— Begin —
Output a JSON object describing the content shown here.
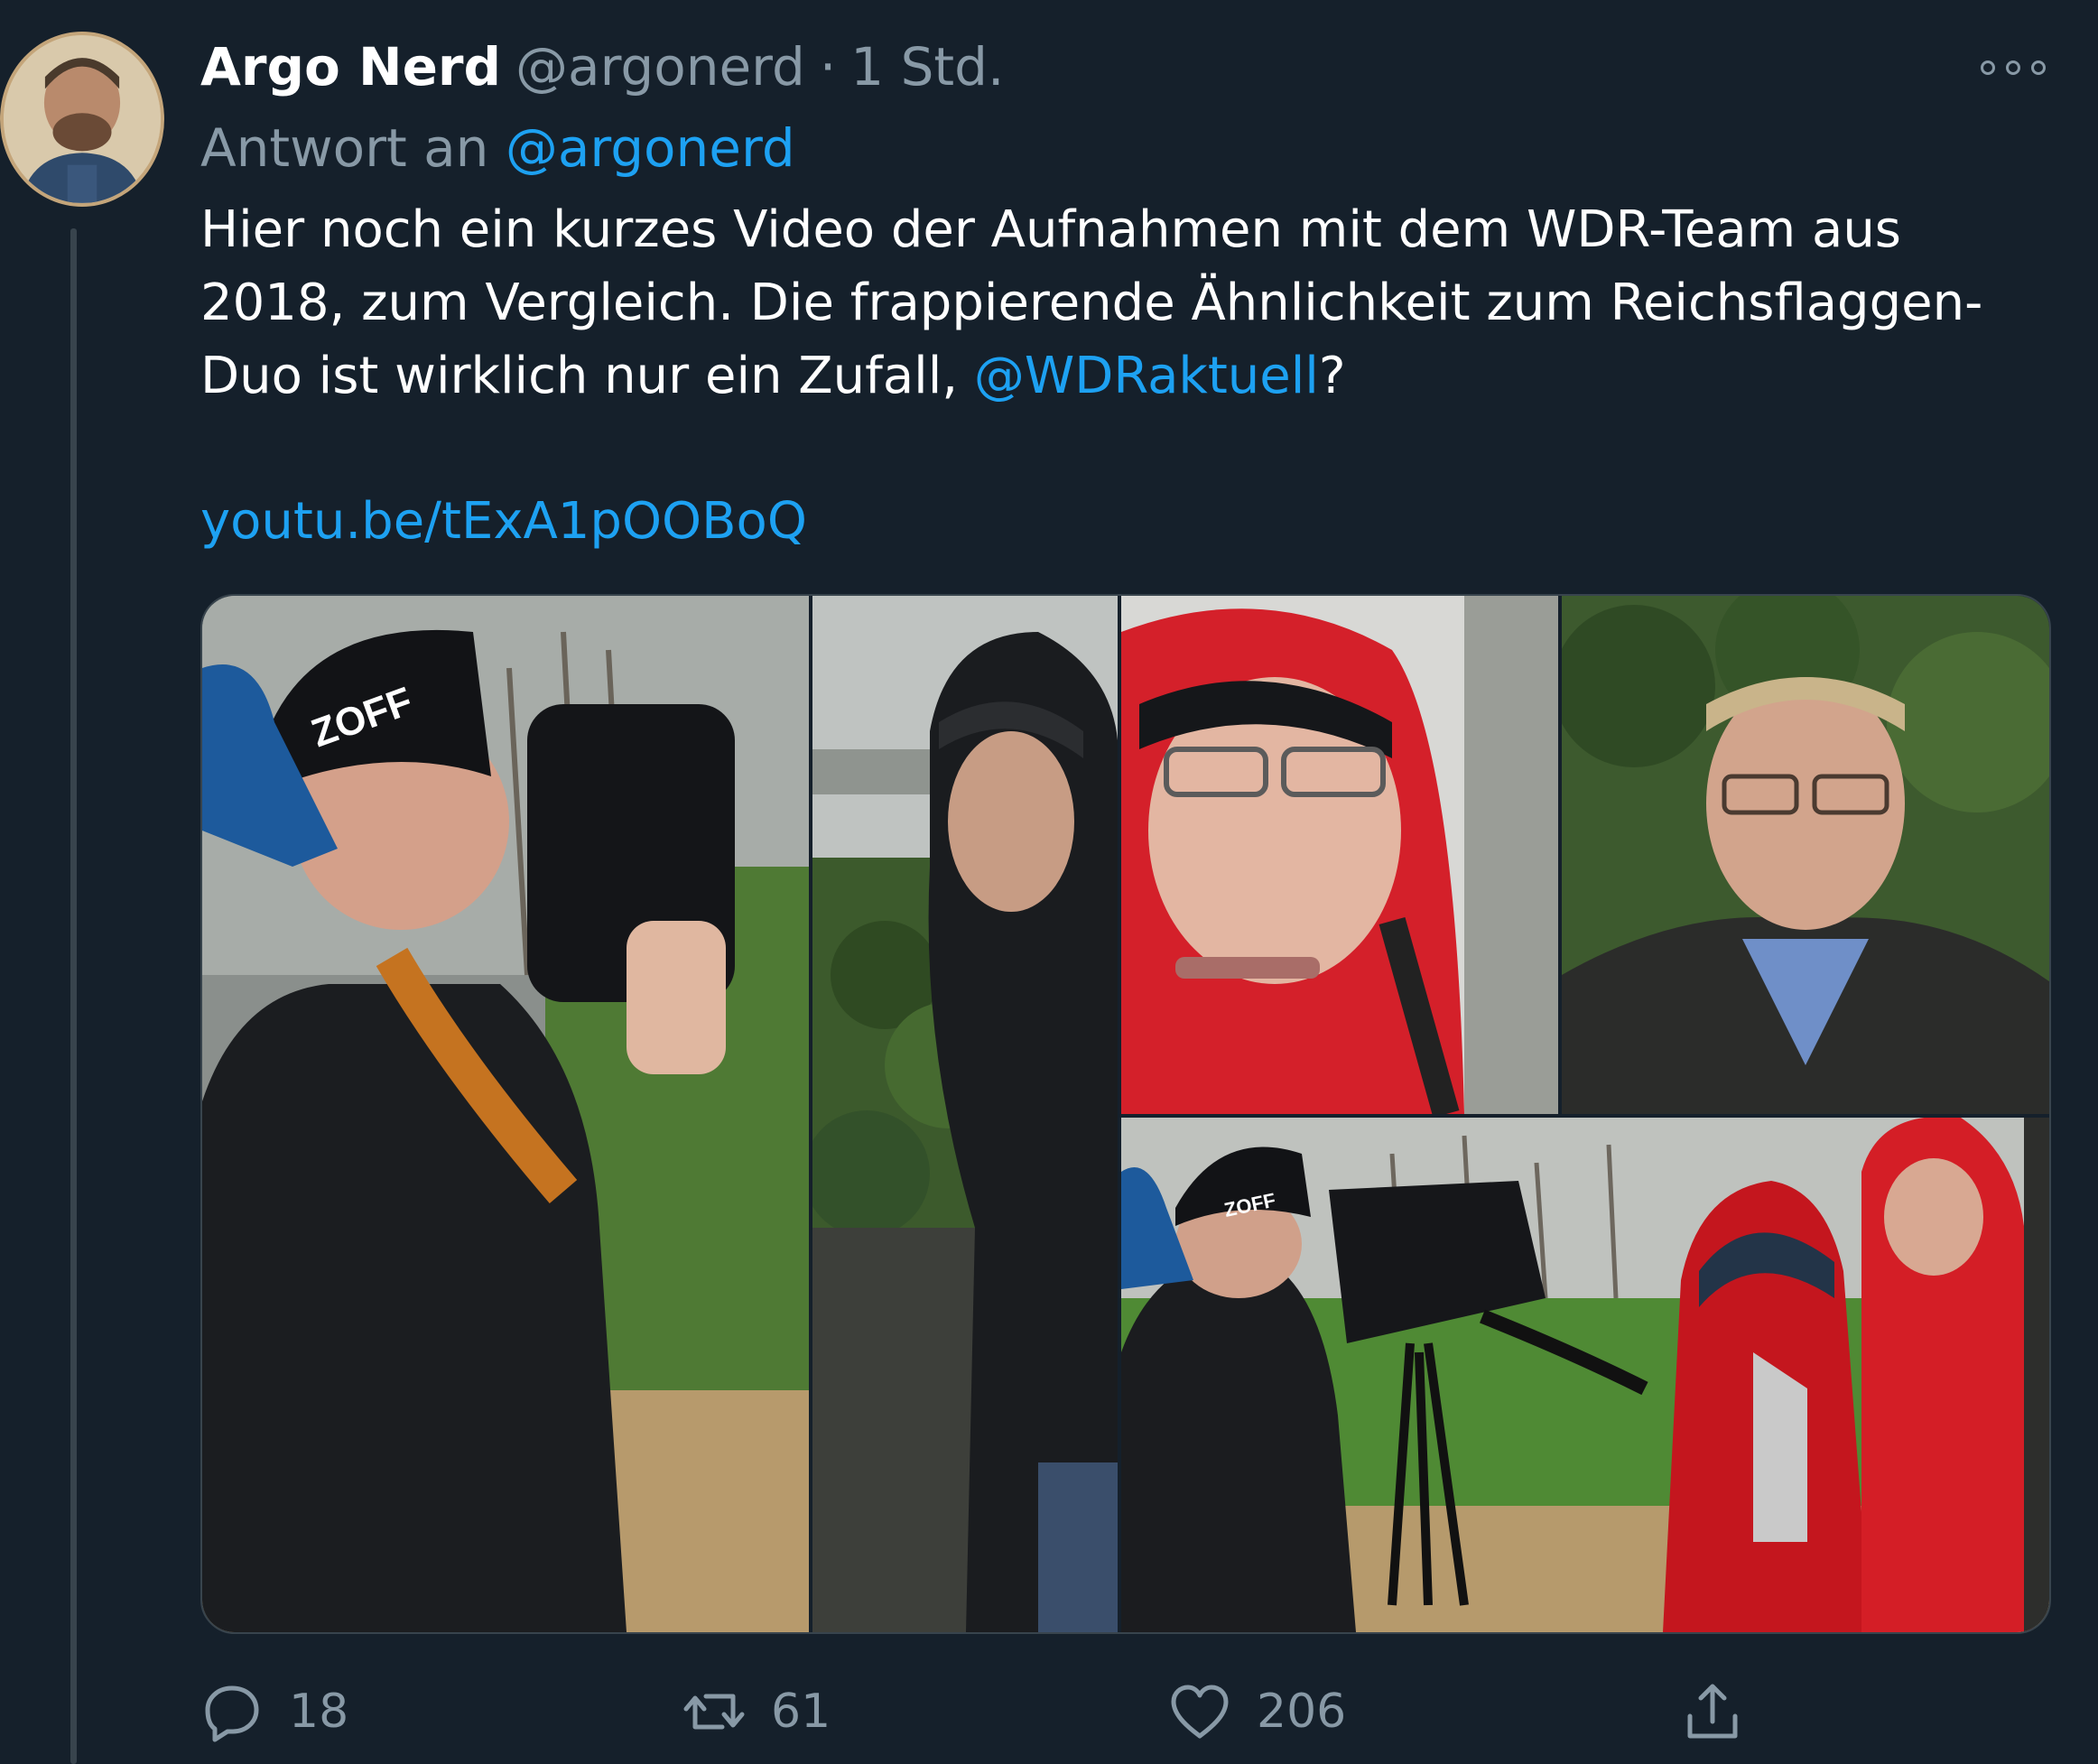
{
  "tweet": {
    "author_name": "Argo Nerd",
    "author_handle": "@argonerd",
    "separator": "·",
    "timestamp": "1 Std.",
    "reply_prefix": "Antwort an",
    "reply_handle": "@argonerd",
    "text_line1": "Hier noch ein kurzes Video der Aufnahmen mit dem WDR-Team aus",
    "text_line2": "2018, zum Vergleich. Die frappierende Ähnlichkeit zum Reichsflaggen-",
    "text_line3_start": "Duo ist wirklich nur ein Zufall, ",
    "text_mention": "@WDRaktuell",
    "text_line3_end": "?",
    "url": "youtu.be/tExA1pOOBoQ",
    "photo1_badge": "ZOFF",
    "photo5_badge": "ZOFF"
  },
  "actions": {
    "reply_count": "18",
    "retweet_count": "61",
    "like_count": "206"
  },
  "icons": {
    "more": "more-options-icon",
    "reply": "reply-icon",
    "retweet": "retweet-icon",
    "like": "heart-icon",
    "share": "share-icon"
  },
  "colors": {
    "background": "#15202b",
    "text": "#ffffff",
    "secondary": "#8899a6",
    "link": "#1da1f2",
    "divider": "#38444d"
  }
}
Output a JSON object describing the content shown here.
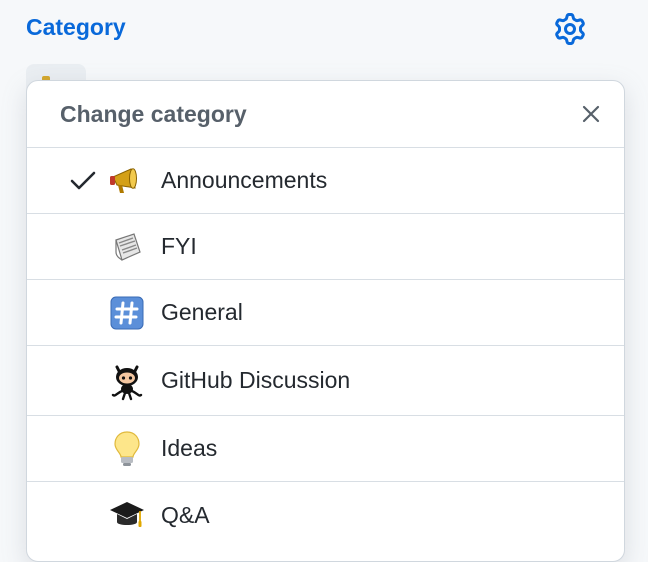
{
  "sidebar": {
    "heading": "Category"
  },
  "menu": {
    "title": "Change category",
    "items": [
      {
        "label": "Announcements",
        "emoji": "megaphone-icon",
        "selected": true
      },
      {
        "label": "FYI",
        "emoji": "newspaper-icon",
        "selected": false
      },
      {
        "label": "General",
        "emoji": "hash-keycap-icon",
        "selected": false
      },
      {
        "label": "GitHub Discussion",
        "emoji": "octocat-icon",
        "selected": false
      },
      {
        "label": "Ideas",
        "emoji": "light-bulb-icon",
        "selected": false
      },
      {
        "label": "Q&A",
        "emoji": "graduation-cap-icon",
        "selected": false
      }
    ]
  },
  "colors": {
    "accent": "#0969da",
    "text": "#24292f",
    "muted": "#57606a",
    "border": "#d0d7de"
  }
}
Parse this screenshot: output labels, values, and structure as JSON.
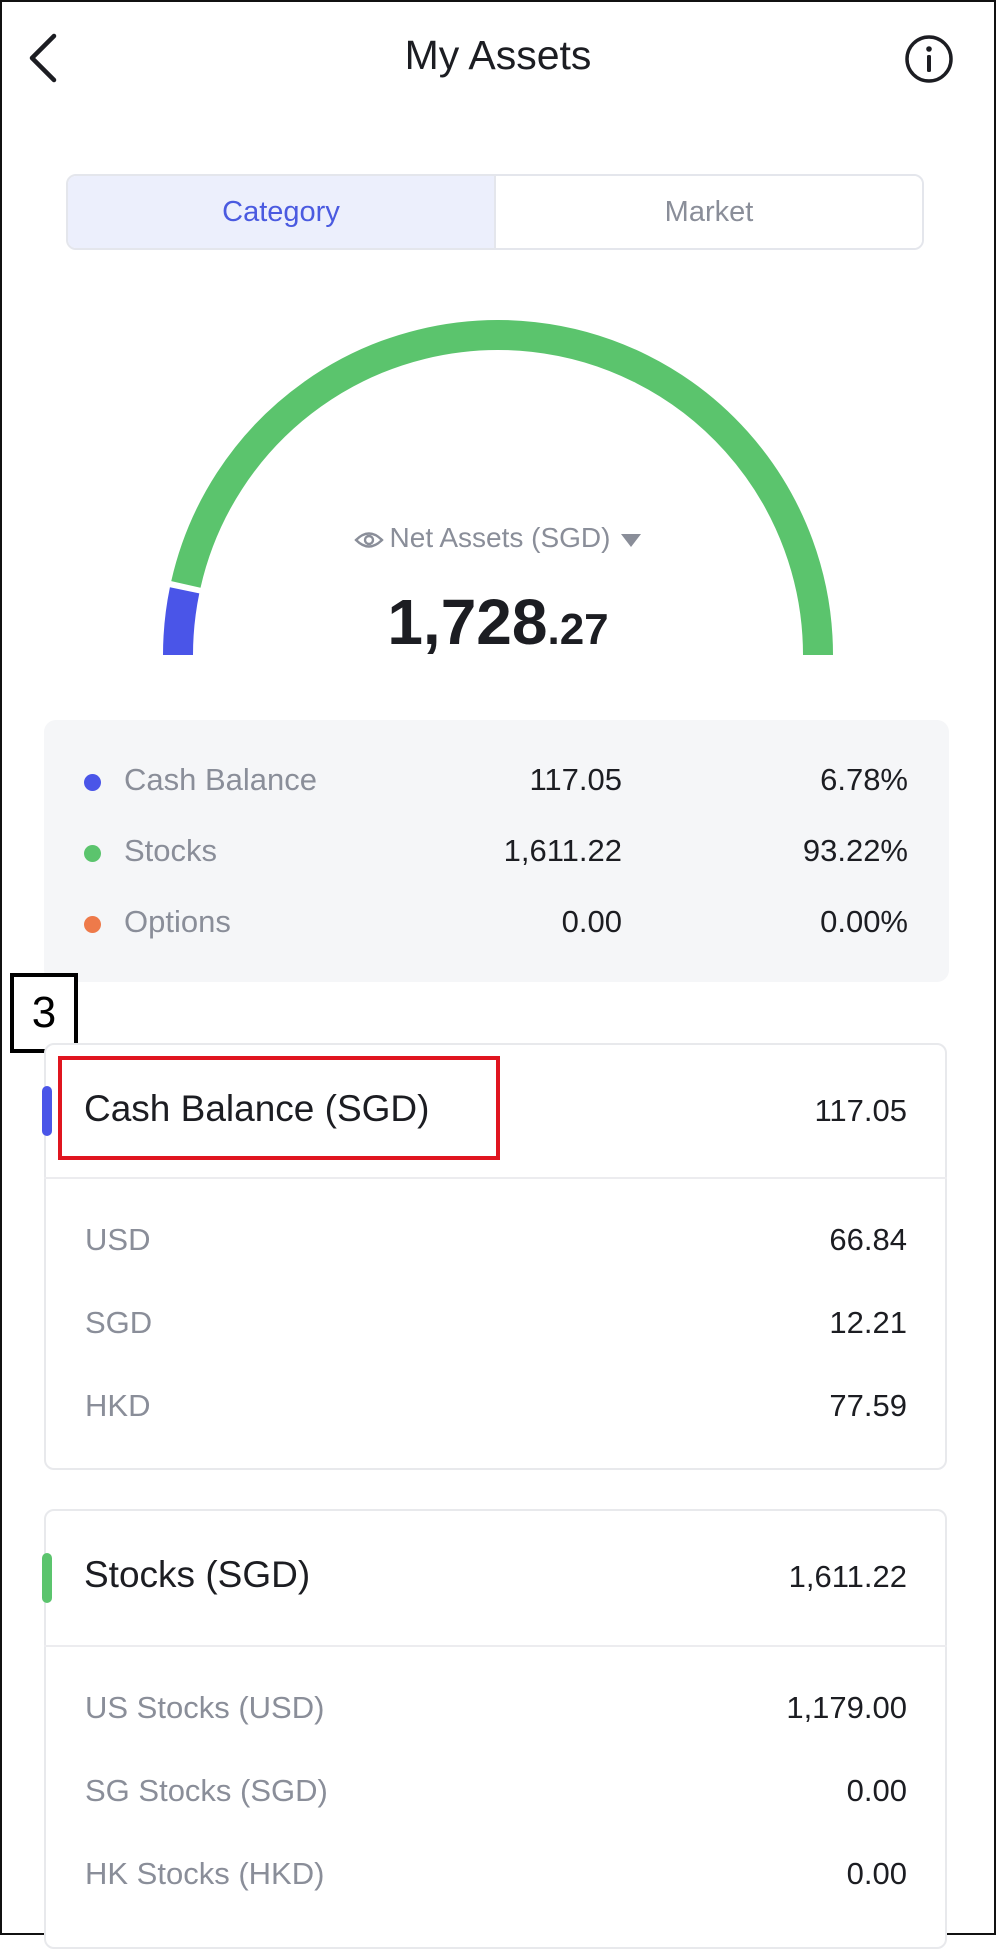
{
  "header": {
    "title": "My Assets",
    "back_icon": "chevron-left-icon",
    "info_icon": "info-circle-icon"
  },
  "tabs": [
    {
      "label": "Category",
      "active": true
    },
    {
      "label": "Market",
      "active": false
    }
  ],
  "net_assets": {
    "label": "Net Assets (SGD)",
    "value_int": "1,728",
    "value_dec": ".27",
    "eye_icon": "eye-icon",
    "dropdown_icon": "caret-down-icon"
  },
  "gauge": {
    "segments": [
      {
        "name": "Cash Balance",
        "fraction": 0.0678,
        "color": "#4a55e8"
      },
      {
        "name": "Stocks",
        "fraction": 0.9322,
        "color": "#5bc46d"
      }
    ]
  },
  "summary": [
    {
      "name": "Cash Balance",
      "value": "117.05",
      "percent": "6.78%",
      "color": "#4a55e8"
    },
    {
      "name": "Stocks",
      "value": "1,611.22",
      "percent": "93.22%",
      "color": "#5bc46d"
    },
    {
      "name": "Options",
      "value": "0.00",
      "percent": "0.00%",
      "color": "#ee7a4a"
    }
  ],
  "step_marker": "3",
  "cash_card": {
    "title": "Cash Balance (SGD)",
    "total": "117.05",
    "accent": "#4a55e8",
    "rows": [
      {
        "label": "USD",
        "value": "66.84"
      },
      {
        "label": "SGD",
        "value": "12.21"
      },
      {
        "label": "HKD",
        "value": "77.59"
      }
    ]
  },
  "stocks_card": {
    "title": "Stocks (SGD)",
    "total": "1,611.22",
    "accent": "#5bc46d",
    "rows": [
      {
        "label": "US Stocks (USD)",
        "value": "1,179.00"
      },
      {
        "label": "SG Stocks (SGD)",
        "value": "0.00"
      },
      {
        "label": "HK Stocks (HKD)",
        "value": "0.00"
      }
    ]
  },
  "colors": {
    "accent_blue": "#4a5ae0",
    "highlight_red": "#e0151f"
  }
}
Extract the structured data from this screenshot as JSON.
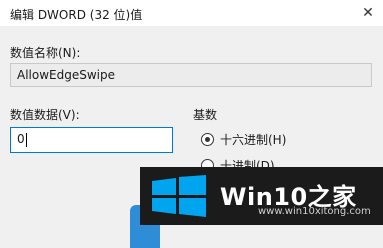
{
  "dialog": {
    "title": "编辑 DWORD (32 位)值",
    "close_glyph": "✕"
  },
  "value_name": {
    "label": "数值名称(N):",
    "value": "AllowEdgeSwipe"
  },
  "value_data": {
    "label": "数值数据(V):",
    "value": "0"
  },
  "base": {
    "label": "基数",
    "options": [
      {
        "label": "十六进制(H)",
        "selected": true
      },
      {
        "label": "十进制(D)",
        "selected": false
      }
    ]
  },
  "watermark": {
    "brand": "Win10之家",
    "url": "www.win10xitong.com",
    "logo_icon": "windows-logo-icon",
    "accent": "#00a4ef"
  }
}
— End —
▶ Description of the task:
Copy each line holding the word "Balance" from the listing above.

▶ Output:
        "name": "Cash Balance",
      "name": "Cash Balance",
    "title": "Cash Balance (SGD)",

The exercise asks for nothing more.